[Collected data]
## Begin
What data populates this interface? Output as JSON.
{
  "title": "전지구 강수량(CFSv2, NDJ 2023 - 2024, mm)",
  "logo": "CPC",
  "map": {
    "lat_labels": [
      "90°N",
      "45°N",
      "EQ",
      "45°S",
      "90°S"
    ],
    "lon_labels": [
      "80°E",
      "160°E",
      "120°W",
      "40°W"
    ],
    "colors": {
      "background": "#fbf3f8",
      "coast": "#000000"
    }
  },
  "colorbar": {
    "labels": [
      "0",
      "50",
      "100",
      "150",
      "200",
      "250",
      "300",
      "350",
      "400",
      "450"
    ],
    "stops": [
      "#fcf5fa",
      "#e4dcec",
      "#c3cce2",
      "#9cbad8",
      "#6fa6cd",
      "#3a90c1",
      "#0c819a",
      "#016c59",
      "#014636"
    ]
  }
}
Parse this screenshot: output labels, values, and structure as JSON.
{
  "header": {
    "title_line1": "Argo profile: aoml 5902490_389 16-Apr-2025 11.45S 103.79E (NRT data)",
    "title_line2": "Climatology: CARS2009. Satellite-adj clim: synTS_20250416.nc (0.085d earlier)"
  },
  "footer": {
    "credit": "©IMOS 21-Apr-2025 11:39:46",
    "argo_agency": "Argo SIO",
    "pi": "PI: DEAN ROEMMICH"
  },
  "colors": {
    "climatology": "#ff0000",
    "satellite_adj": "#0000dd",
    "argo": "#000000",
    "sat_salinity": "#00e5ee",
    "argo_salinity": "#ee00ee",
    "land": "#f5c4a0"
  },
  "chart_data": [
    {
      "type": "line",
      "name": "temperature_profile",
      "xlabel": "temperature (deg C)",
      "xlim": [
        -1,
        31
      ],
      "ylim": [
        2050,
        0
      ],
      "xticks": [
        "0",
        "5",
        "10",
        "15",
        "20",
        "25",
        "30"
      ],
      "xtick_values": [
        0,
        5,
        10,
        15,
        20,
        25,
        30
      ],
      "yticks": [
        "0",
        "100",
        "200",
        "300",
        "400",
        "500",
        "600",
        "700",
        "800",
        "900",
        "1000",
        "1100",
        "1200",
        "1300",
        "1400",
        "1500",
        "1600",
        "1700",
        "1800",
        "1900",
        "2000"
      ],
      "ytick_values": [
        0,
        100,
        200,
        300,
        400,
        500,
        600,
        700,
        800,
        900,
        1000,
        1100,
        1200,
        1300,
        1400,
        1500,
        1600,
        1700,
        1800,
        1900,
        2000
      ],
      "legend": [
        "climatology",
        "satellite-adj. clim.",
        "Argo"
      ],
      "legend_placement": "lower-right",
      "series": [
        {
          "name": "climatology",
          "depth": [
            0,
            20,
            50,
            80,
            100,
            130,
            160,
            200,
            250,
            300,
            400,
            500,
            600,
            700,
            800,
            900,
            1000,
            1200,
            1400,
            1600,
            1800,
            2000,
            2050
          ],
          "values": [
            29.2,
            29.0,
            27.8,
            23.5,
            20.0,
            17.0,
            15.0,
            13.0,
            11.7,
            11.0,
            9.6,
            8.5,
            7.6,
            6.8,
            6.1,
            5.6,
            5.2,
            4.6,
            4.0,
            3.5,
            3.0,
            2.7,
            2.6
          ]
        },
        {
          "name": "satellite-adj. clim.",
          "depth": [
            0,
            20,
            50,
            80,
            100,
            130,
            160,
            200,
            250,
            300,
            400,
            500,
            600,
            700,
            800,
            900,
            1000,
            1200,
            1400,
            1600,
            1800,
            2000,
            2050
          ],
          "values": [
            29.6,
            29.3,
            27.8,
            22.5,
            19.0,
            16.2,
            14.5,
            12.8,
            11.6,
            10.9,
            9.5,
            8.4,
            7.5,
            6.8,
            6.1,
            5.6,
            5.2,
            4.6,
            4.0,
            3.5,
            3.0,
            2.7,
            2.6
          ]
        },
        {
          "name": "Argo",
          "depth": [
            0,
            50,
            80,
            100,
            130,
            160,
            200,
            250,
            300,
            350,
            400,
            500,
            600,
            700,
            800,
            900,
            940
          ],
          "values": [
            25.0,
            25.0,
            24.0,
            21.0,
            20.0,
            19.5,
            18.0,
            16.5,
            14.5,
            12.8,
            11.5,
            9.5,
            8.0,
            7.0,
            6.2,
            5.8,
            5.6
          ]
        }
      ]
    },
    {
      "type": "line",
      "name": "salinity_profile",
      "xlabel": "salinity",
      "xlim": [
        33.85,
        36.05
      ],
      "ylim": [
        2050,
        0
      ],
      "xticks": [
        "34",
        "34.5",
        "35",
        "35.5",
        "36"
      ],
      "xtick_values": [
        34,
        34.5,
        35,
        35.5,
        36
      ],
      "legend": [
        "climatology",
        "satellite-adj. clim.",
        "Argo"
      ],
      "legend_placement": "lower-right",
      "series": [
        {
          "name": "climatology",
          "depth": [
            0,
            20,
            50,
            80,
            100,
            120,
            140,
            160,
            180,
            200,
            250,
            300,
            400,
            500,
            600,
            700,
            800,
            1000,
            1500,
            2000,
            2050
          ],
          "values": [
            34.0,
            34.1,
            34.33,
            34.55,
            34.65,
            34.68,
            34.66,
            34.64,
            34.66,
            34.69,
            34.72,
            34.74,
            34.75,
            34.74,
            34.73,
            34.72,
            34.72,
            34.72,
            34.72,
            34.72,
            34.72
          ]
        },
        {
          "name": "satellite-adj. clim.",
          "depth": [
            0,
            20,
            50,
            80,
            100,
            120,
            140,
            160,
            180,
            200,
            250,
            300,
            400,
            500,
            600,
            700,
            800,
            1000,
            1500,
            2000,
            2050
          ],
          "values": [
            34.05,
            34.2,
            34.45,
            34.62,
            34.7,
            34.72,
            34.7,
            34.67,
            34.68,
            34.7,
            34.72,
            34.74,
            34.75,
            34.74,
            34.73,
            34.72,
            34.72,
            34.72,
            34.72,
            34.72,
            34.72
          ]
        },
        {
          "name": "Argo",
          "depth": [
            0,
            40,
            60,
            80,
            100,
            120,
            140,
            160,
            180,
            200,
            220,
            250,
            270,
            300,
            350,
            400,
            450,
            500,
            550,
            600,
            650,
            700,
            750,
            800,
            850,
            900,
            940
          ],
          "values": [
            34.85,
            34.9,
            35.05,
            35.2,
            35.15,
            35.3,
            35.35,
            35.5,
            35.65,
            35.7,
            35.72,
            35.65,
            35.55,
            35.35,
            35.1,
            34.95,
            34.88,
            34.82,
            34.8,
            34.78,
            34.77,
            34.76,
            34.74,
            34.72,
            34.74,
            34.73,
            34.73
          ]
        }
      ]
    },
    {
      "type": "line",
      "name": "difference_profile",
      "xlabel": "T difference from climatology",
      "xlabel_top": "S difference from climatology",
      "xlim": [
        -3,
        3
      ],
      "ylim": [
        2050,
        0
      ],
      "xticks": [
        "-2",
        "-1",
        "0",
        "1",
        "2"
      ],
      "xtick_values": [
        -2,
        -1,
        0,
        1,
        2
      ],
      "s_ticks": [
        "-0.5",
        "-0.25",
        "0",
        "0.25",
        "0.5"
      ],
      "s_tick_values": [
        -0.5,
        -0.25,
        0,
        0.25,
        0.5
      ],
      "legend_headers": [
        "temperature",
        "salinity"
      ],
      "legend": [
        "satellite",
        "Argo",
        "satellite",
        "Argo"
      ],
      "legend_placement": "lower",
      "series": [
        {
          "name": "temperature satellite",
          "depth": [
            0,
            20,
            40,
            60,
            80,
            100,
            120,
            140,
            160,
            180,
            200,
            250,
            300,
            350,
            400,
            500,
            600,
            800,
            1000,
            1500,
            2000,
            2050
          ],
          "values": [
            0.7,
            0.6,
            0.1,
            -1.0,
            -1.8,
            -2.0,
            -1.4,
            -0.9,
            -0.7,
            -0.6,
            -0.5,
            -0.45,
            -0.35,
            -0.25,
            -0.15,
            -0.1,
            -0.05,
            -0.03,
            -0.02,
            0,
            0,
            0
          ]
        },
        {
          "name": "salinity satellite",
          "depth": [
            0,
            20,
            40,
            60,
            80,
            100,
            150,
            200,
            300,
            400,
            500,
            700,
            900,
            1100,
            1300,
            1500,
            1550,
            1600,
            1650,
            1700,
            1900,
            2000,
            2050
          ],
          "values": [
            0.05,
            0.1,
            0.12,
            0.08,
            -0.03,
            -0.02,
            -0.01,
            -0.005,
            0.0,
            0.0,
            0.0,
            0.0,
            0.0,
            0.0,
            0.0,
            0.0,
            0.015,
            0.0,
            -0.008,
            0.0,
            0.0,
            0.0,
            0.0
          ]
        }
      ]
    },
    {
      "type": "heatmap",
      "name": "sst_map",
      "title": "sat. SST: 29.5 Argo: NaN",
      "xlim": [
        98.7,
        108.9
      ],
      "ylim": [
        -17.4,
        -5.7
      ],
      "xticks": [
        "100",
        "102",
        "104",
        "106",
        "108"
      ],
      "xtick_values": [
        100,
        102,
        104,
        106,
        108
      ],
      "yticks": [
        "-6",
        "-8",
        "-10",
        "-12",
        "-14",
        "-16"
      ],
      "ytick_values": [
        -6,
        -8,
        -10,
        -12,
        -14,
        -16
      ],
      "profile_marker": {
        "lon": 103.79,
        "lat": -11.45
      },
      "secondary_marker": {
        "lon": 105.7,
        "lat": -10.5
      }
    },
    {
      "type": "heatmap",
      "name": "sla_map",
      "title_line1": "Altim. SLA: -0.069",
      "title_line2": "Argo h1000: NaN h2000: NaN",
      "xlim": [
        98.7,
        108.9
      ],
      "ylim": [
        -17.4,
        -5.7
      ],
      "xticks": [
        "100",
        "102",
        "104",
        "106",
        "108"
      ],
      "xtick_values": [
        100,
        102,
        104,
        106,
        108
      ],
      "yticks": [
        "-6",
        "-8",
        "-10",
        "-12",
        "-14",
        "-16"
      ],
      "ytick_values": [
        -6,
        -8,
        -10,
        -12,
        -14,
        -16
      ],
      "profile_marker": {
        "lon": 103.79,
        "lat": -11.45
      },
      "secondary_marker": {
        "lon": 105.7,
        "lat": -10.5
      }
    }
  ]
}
## End
WRITTEN REQUEST:
From the listing above, collect every line that mentions the word "JSON".

RESULT FOR THIS EXERCISE:
What data populates this interface? Output as JSON.
Parse this screenshot: output labels, values, and structure as JSON.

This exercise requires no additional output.